**STATED GOAL:**
Take the material and output all of it exactly.

Dataset records:
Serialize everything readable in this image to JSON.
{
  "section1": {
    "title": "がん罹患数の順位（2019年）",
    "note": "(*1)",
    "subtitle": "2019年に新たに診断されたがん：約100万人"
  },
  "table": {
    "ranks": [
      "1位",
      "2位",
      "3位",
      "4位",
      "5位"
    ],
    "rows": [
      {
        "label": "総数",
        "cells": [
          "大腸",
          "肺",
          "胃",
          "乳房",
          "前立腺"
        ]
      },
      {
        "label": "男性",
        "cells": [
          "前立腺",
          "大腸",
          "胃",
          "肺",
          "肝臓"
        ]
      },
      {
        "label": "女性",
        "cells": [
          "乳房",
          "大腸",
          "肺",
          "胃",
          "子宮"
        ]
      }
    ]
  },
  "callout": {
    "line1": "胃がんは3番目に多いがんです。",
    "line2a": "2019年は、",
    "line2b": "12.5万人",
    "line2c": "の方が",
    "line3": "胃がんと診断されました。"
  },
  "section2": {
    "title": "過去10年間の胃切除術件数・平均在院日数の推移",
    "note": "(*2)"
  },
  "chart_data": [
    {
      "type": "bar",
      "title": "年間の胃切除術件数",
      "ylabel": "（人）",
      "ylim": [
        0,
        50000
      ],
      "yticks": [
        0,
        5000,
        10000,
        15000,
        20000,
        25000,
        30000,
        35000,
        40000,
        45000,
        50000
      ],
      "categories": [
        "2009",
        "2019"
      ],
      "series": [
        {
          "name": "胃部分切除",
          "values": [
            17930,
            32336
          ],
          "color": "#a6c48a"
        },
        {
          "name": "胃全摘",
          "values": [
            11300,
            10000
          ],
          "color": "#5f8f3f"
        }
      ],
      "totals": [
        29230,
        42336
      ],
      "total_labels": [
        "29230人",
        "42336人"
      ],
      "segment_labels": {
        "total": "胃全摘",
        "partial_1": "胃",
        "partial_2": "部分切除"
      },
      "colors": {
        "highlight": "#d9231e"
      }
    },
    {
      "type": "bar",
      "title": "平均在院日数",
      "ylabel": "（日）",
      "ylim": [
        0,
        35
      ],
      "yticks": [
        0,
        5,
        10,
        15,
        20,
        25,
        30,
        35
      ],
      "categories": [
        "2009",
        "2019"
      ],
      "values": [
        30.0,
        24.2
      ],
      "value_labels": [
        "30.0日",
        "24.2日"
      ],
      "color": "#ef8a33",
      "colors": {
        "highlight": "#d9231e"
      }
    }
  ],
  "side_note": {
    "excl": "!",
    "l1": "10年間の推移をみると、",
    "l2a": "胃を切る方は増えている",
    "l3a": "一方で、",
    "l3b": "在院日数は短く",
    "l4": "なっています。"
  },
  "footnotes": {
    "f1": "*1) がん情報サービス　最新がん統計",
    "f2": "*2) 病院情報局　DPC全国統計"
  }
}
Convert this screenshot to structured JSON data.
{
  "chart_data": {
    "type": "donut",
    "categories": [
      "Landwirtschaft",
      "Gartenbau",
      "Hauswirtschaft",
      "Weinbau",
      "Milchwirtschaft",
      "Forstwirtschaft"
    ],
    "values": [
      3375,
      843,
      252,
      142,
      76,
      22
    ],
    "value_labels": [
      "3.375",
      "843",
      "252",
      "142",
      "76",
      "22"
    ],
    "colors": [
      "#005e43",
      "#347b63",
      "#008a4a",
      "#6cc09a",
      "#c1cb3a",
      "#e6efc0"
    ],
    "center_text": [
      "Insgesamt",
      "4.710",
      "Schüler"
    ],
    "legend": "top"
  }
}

**ANSWER TO THIS EXERCISE:**
Serialize everything readable in this image to JSON.
{
  "section1": {
    "title": "がん罹患数の順位（2019年）",
    "note": "(*1)",
    "subtitle": "2019年に新たに診断されたがん：約100万人"
  },
  "table": {
    "ranks": [
      "1位",
      "2位",
      "3位",
      "4位",
      "5位"
    ],
    "rows": [
      {
        "label": "総数",
        "cells": [
          "大腸",
          "肺",
          "胃",
          "乳房",
          "前立腺"
        ]
      },
      {
        "label": "男性",
        "cells": [
          "前立腺",
          "大腸",
          "胃",
          "肺",
          "肝臓"
        ]
      },
      {
        "label": "女性",
        "cells": [
          "乳房",
          "大腸",
          "肺",
          "胃",
          "子宮"
        ]
      }
    ]
  },
  "callout": {
    "line1": "胃がんは3番目に多いがんです。",
    "line2a": "2019年は、",
    "line2b": "12.5万人",
    "line2c": "の方が",
    "line3": "胃がんと診断されました。"
  },
  "section2": {
    "title": "過去10年間の胃切除術件数・平均在院日数の推移",
    "note": "(*2)"
  },
  "chart_data": [
    {
      "type": "bar",
      "title": "年間の胃切除術件数",
      "ylabel": "（人）",
      "ylim": [
        0,
        50000
      ],
      "yticks": [
        0,
        5000,
        10000,
        15000,
        20000,
        25000,
        30000,
        35000,
        40000,
        45000,
        50000
      ],
      "categories": [
        "2009",
        "2019"
      ],
      "series": [
        {
          "name": "胃部分切除",
          "values": [
            17930,
            32336
          ],
          "color": "#a6c48a"
        },
        {
          "name": "胃全摘",
          "values": [
            11300,
            10000
          ],
          "color": "#5f8f3f"
        }
      ],
      "totals": [
        29230,
        42336
      ],
      "total_labels": [
        "29230人",
        "42336人"
      ],
      "segment_labels": {
        "total": "胃全摘",
        "partial_1": "胃",
        "partial_2": "部分切除"
      },
      "colors": {
        "highlight": "#d9231e"
      }
    },
    {
      "type": "bar",
      "title": "平均在院日数",
      "ylabel": "（日）",
      "ylim": [
        0,
        35
      ],
      "yticks": [
        0,
        5,
        10,
        15,
        20,
        25,
        30,
        35
      ],
      "categories": [
        "2009",
        "2019"
      ],
      "values": [
        30.0,
        24.2
      ],
      "value_labels": [
        "30.0日",
        "24.2日"
      ],
      "color": "#ef8a33",
      "colors": {
        "highlight": "#d9231e"
      }
    }
  ],
  "side_note": {
    "excl": "!",
    "l1": "10年間の推移をみると、",
    "l2a": "胃を切る方は増えている",
    "l3a": "一方で、",
    "l3b": "在院日数は短く",
    "l4": "なっています。"
  },
  "footnotes": {
    "f1": "*1) がん情報サービス　最新がん統計",
    "f2": "*2) 病院情報局　DPC全国統計"
  }
}
Convert this screenshot to structured JSON data.
{
  "chart_data": {
    "type": "donut",
    "categories": [
      "Landwirtschaft",
      "Gartenbau",
      "Hauswirtschaft",
      "Weinbau",
      "Milchwirtschaft",
      "Forstwirtschaft"
    ],
    "values": [
      3375,
      843,
      252,
      142,
      76,
      22
    ],
    "value_labels": [
      "3.375",
      "843",
      "252",
      "142",
      "76",
      "22"
    ],
    "colors": [
      "#005e43",
      "#347b63",
      "#008a4a",
      "#6cc09a",
      "#c1cb3a",
      "#e6efc0"
    ],
    "center_text": [
      "Insgesamt",
      "4.710",
      "Schüler"
    ],
    "legend": "top"
  }
}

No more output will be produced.